Collected data:
==========

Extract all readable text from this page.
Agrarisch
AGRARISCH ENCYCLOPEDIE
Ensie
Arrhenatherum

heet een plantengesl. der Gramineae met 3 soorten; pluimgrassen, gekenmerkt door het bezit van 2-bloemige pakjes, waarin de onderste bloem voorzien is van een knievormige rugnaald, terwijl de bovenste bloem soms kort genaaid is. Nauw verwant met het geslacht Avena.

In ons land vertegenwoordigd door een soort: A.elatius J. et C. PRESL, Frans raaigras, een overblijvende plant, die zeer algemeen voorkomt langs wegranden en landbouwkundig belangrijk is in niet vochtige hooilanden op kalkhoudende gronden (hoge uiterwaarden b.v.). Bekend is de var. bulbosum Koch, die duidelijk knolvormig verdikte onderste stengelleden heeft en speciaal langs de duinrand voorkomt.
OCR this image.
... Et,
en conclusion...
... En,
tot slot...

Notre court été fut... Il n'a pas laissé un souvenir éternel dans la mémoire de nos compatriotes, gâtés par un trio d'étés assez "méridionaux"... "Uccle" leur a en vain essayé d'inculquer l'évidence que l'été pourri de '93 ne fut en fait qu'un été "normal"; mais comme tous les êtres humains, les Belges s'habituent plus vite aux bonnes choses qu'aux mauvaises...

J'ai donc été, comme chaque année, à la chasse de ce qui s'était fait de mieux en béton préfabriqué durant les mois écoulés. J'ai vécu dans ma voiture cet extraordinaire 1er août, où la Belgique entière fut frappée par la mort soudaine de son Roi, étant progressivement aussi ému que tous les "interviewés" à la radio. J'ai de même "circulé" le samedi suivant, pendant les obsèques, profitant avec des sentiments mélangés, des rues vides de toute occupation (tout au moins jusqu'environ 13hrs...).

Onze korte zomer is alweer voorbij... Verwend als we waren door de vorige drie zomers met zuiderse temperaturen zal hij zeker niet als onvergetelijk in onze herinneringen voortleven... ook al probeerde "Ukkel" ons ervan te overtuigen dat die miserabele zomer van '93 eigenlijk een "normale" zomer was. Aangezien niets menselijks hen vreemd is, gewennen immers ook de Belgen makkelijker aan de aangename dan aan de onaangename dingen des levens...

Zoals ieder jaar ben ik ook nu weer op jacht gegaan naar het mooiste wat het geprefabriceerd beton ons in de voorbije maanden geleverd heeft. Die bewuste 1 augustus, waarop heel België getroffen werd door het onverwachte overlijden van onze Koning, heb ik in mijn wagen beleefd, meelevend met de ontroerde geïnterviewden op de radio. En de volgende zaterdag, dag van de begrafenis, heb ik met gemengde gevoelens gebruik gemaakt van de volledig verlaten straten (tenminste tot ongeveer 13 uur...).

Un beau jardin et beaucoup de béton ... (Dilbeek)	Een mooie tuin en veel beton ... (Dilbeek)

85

==========

Tally the lines of the records holding the word "niet", then give only the resulting number.

» ANSWER TO THIS TASK
2